Dataset records:

▬▬▬▬▬▬▬▬▬▬

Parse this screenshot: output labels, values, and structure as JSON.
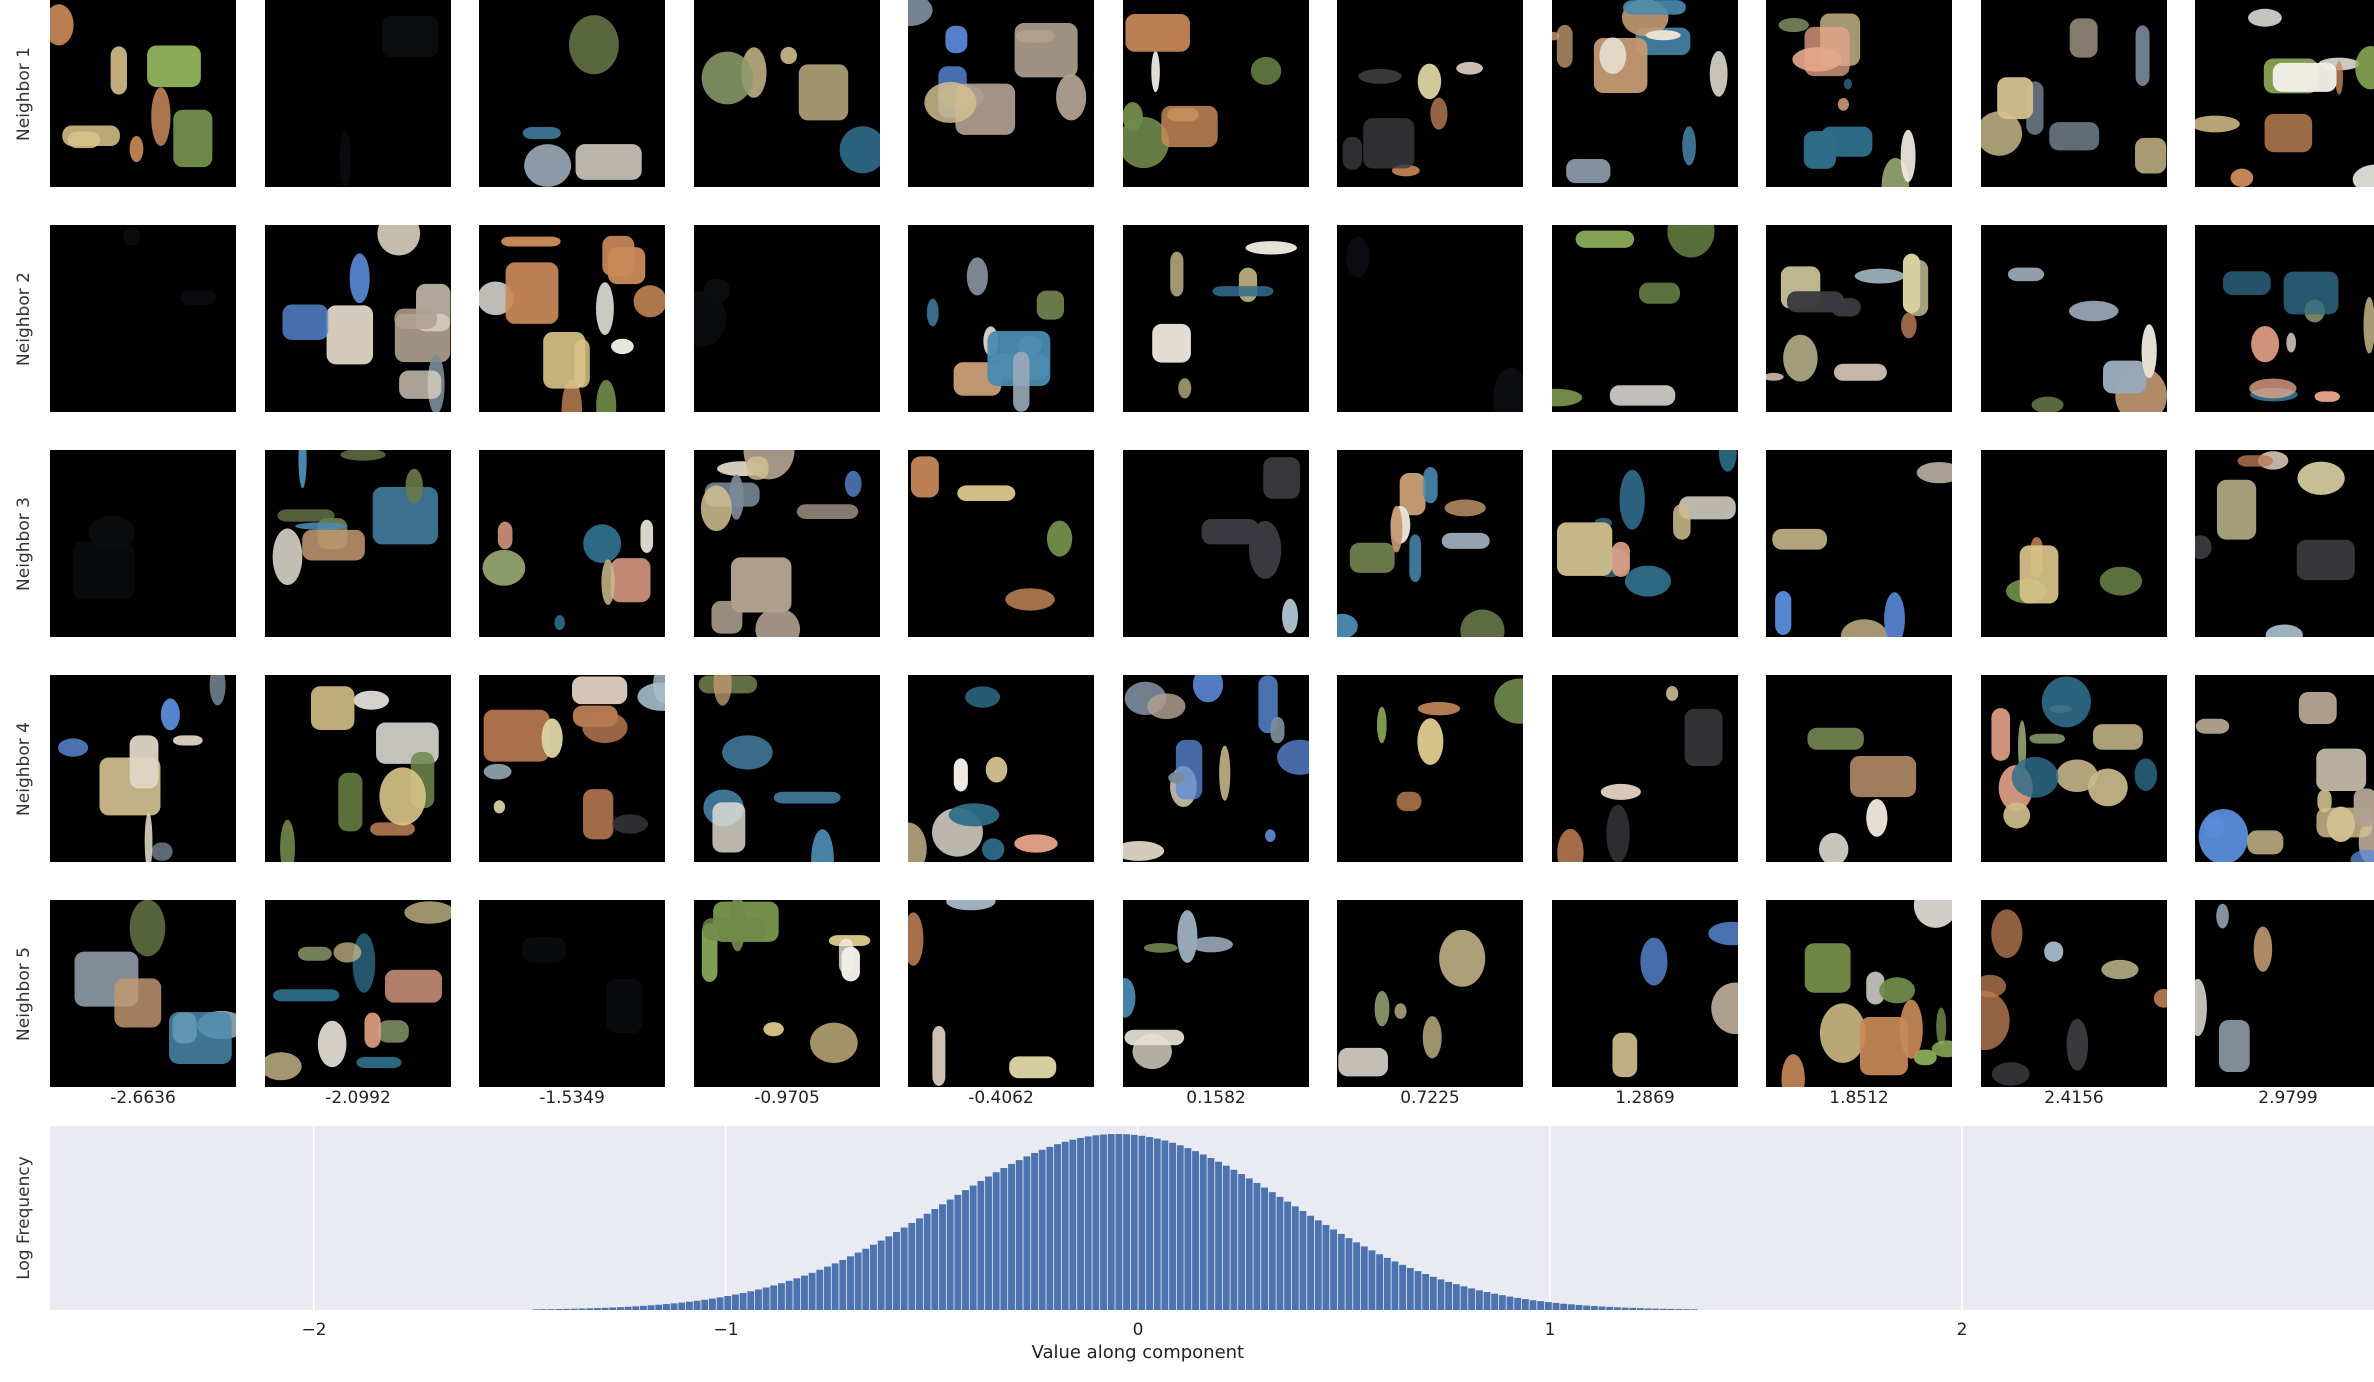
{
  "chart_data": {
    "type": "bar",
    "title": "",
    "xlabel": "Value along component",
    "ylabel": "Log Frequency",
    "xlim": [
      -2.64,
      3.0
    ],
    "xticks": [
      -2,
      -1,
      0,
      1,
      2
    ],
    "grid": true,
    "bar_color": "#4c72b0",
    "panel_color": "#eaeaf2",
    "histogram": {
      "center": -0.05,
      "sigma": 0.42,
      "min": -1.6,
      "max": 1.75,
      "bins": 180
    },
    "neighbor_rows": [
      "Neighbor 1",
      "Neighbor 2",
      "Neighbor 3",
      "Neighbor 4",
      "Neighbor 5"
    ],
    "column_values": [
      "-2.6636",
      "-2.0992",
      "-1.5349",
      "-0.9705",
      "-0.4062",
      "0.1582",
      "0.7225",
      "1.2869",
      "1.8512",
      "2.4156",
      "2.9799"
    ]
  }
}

▬▬▬▬▬▬▬▬▬▬

▸ Problem to work on
Produce an exact copy of each line of data, skipping embedded images.

▸ Response to the task
Parse this screenshot: output labels, values, and structure as JSON.
{
  "chart_data": {
    "type": "bar",
    "title": "",
    "xlabel": "Value along component",
    "ylabel": "Log Frequency",
    "xlim": [
      -2.64,
      3.0
    ],
    "xticks": [
      -2,
      -1,
      0,
      1,
      2
    ],
    "grid": true,
    "bar_color": "#4c72b0",
    "panel_color": "#eaeaf2",
    "histogram": {
      "center": -0.05,
      "sigma": 0.42,
      "min": -1.6,
      "max": 1.75,
      "bins": 180
    },
    "neighbor_rows": [
      "Neighbor 1",
      "Neighbor 2",
      "Neighbor 3",
      "Neighbor 4",
      "Neighbor 5"
    ],
    "column_values": [
      "-2.6636",
      "-2.0992",
      "-1.5349",
      "-0.9705",
      "-0.4062",
      "0.1582",
      "0.7225",
      "1.2869",
      "1.8512",
      "2.4156",
      "2.9799"
    ]
  }
}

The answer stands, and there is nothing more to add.